Go through the records and give each one again exactly.

[Start]

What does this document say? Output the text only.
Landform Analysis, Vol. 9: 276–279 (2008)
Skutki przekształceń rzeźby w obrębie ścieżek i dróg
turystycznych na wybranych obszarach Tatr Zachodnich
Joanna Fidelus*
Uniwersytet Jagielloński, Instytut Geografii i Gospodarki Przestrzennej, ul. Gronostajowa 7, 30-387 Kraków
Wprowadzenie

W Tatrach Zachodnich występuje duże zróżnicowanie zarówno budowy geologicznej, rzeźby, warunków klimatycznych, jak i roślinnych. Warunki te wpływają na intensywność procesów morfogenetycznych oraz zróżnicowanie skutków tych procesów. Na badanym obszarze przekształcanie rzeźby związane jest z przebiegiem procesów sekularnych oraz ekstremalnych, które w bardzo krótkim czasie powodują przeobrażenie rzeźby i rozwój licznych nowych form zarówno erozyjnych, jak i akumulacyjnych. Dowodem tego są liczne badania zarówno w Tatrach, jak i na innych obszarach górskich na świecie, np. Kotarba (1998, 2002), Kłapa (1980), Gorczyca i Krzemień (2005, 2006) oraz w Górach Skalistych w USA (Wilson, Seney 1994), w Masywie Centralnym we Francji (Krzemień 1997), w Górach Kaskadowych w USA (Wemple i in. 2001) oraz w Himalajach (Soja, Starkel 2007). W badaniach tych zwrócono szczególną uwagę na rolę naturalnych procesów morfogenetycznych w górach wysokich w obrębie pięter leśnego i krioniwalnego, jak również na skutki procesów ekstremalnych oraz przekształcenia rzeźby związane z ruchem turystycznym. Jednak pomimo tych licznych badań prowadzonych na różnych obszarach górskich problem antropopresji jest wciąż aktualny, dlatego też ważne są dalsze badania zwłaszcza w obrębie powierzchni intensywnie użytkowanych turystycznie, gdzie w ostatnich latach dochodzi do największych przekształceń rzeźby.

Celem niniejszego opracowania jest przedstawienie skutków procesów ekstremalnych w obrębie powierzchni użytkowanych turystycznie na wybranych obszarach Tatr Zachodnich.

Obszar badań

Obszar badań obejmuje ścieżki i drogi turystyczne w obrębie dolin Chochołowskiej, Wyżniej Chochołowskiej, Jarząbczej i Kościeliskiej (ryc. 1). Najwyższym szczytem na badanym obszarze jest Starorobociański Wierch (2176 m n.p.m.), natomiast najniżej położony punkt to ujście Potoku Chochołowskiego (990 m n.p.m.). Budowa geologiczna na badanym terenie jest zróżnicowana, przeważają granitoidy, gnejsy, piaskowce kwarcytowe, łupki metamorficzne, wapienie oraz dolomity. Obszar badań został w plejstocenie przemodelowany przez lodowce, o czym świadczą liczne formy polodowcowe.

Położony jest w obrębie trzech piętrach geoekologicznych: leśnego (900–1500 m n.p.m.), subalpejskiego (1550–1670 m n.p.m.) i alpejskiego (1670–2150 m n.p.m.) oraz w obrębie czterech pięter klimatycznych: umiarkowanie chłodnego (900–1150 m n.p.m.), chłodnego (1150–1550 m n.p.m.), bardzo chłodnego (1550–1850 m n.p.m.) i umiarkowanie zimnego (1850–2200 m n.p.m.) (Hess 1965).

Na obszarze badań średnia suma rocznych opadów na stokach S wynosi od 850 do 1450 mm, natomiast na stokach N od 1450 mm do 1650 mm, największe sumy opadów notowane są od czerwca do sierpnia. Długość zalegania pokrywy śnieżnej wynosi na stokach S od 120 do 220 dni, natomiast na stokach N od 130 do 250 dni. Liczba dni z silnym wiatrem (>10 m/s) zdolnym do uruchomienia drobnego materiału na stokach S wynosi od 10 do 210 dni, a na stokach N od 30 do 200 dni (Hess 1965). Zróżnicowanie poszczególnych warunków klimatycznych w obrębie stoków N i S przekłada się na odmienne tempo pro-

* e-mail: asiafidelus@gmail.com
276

[End]

### Result
What does this document say? Output the text only.
Landform Analysis, Vol. 9: 276–279 (2008)
Skutki przekształceń rzeźby w obrębie ścieżek i dróg
turystycznych na wybranych obszarach Tatr Zachodnich
Joanna Fidelus*
Uniwersytet Jagielloński, Instytut Geografii i Gospodarki Przestrzennej, ul. Gronostajowa 7, 30-387 Kraków
Wprowadzenie

W Tatrach Zachodnich występuje duże zróżnicowanie zarówno budowy geologicznej, rzeźby, warunków klimatycznych, jak i roślinnych. Warunki te wpływają na intensywność procesów morfogenetycznych oraz zróżnicowanie skutków tych procesów. Na badanym obszarze przekształcanie rzeźby związane jest z przebiegiem procesów sekularnych oraz ekstremalnych, które w bardzo krótkim czasie powodują przeobrażenie rzeźby i rozwój licznych nowych form zarówno erozyjnych, jak i akumulacyjnych. Dowodem tego są liczne badania zarówno w Tatrach, jak i na innych obszarach górskich na świecie, np. Kotarba (1998, 2002), Kłapa (1980), Gorczyca i Krzemień (2005, 2006) oraz w Górach Skalistych w USA (Wilson, Seney 1994), w Masywie Centralnym we Francji (Krzemień 1997), w Górach Kaskadowych w USA (Wemple i in. 2001) oraz w Himalajach (Soja, Starkel 2007). W badaniach tych zwrócono szczególną uwagę na rolę naturalnych procesów morfogenetycznych w górach wysokich w obrębie pięter leśnego i krioniwalnego, jak również na skutki procesów ekstremalnych oraz przekształcenia rzeźby związane z ruchem turystycznym. Jednak pomimo tych licznych badań prowadzonych na różnych obszarach górskich problem antropopresji jest wciąż aktualny, dlatego też ważne są dalsze badania zwłaszcza w obrębie powierzchni intensywnie użytkowanych turystycznie, gdzie w ostatnich latach dochodzi do największych przekształceń rzeźby.

Celem niniejszego opracowania jest przedstawienie skutków procesów ekstremalnych w obrębie powierzchni użytkowanych turystycznie na wybranych obszarach Tatr Zachodnich.

Obszar badań

Obszar badań obejmuje ścieżki i drogi turystyczne w obrębie dolin Chochołowskiej, Wyżniej Chochołowskiej, Jarząbczej i Kościeliskiej (ryc. 1). Najwyższym szczytem na badanym obszarze jest Starorobociański Wierch (2176 m n.p.m.), natomiast najniżej położony punkt to ujście Potoku Chochołowskiego (990 m n.p.m.). Budowa geologiczna na badanym terenie jest zróżnicowana, przeważają granitoidy, gnejsy, piaskowce kwarcytowe, łupki metamorficzne, wapienie oraz dolomity. Obszar badań został w plejstocenie przemodelowany przez lodowce, o czym świadczą liczne formy polodowcowe.

Położony jest w obrębie trzech piętrach geoekologicznych: leśnego (900–1500 m n.p.m.), subalpejskiego (1550–1670 m n.p.m.) i alpejskiego (1670–2150 m n.p.m.) oraz w obrębie czterech pięter klimatycznych: umiarkowanie chłodnego (900–1150 m n.p.m.), chłodnego (1150–1550 m n.p.m.), bardzo chłodnego (1550–1850 m n.p.m.) i umiarkowanie zimnego (1850–2200 m n.p.m.) (Hess 1965).

Na obszarze badań średnia suma rocznych opadów na stokach S wynosi od 850 do 1450 mm, natomiast na stokach N od 1450 mm do 1650 mm, największe sumy opadów notowane są od czerwca do sierpnia. Długość zalegania pokrywy śnieżnej wynosi na stokach S od 120 do 220 dni, natomiast na stokach N od 130 do 250 dni. Liczba dni z silnym wiatrem (>10 m/s) zdolnym do uruchomienia drobnego materiału na stokach S wynosi od 10 do 210 dni, a na stokach N od 30 do 200 dni (Hess 1965). Zróżnicowanie poszczególnych warunków klimatycznych w obrębie stoków N i S przekłada się na odmienne tempo pro-

* e-mail: asiafidelus@gmail.com
276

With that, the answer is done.